[START Dataset records]

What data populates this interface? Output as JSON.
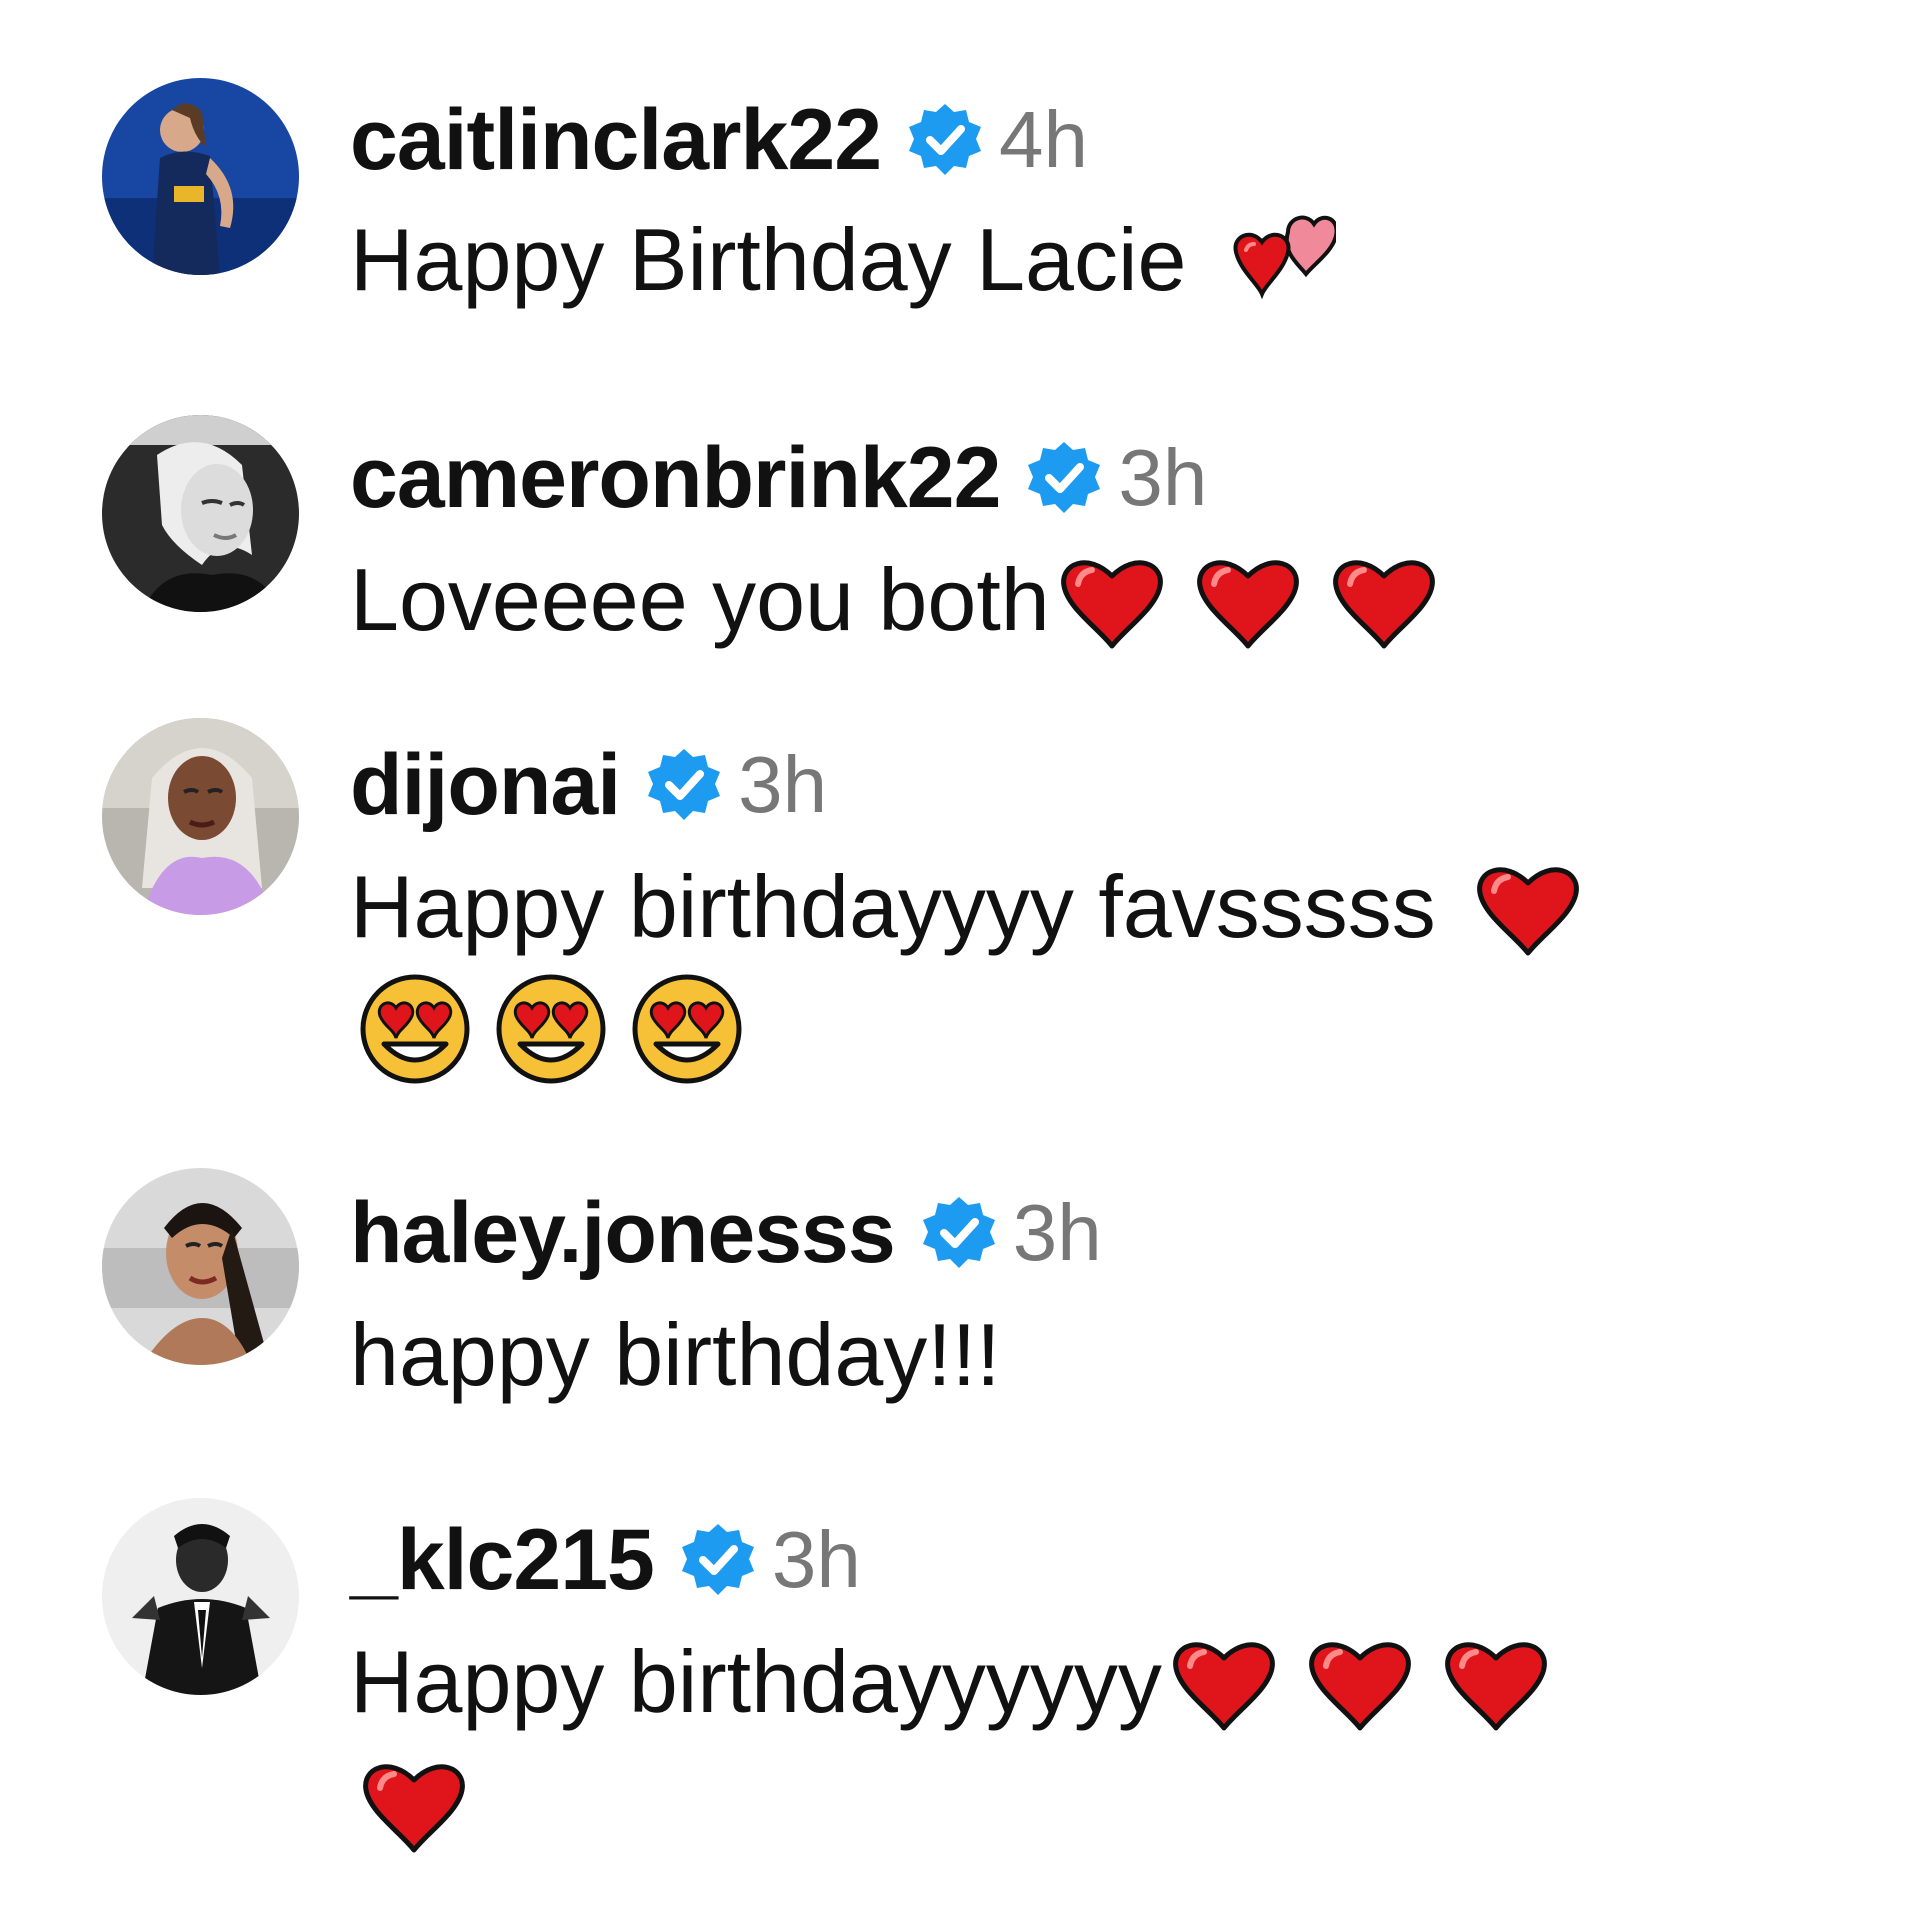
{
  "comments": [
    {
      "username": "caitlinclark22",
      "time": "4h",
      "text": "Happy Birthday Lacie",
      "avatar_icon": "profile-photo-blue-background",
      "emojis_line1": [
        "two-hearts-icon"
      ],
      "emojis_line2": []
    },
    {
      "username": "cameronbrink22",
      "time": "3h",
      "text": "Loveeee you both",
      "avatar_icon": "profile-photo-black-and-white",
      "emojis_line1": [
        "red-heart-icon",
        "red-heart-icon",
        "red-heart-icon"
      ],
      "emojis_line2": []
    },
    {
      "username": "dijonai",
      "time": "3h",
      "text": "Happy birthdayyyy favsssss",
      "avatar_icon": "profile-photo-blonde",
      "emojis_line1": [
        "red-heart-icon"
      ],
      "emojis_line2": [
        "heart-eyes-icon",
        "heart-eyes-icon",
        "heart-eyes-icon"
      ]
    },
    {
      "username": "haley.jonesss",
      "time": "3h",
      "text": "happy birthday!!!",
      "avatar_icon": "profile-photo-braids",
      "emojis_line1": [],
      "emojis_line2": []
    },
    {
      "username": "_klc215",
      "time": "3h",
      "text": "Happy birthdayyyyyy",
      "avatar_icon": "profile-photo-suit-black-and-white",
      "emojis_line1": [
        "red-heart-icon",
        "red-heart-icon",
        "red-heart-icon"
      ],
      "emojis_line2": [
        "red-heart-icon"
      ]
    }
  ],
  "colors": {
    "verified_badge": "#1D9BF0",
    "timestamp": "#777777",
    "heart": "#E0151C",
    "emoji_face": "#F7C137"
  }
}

[END Dataset records]

◆ **Requirement**
Pull every line containing the word "profile" out of the entries above.

◆ **Response below**
      "avatar_icon": "profile-photo-blue-background",
      "avatar_icon": "profile-photo-black-and-white",
      "avatar_icon": "profile-photo-blonde",
      "avatar_icon": "profile-photo-braids",
      "avatar_icon": "profile-photo-suit-black-and-white",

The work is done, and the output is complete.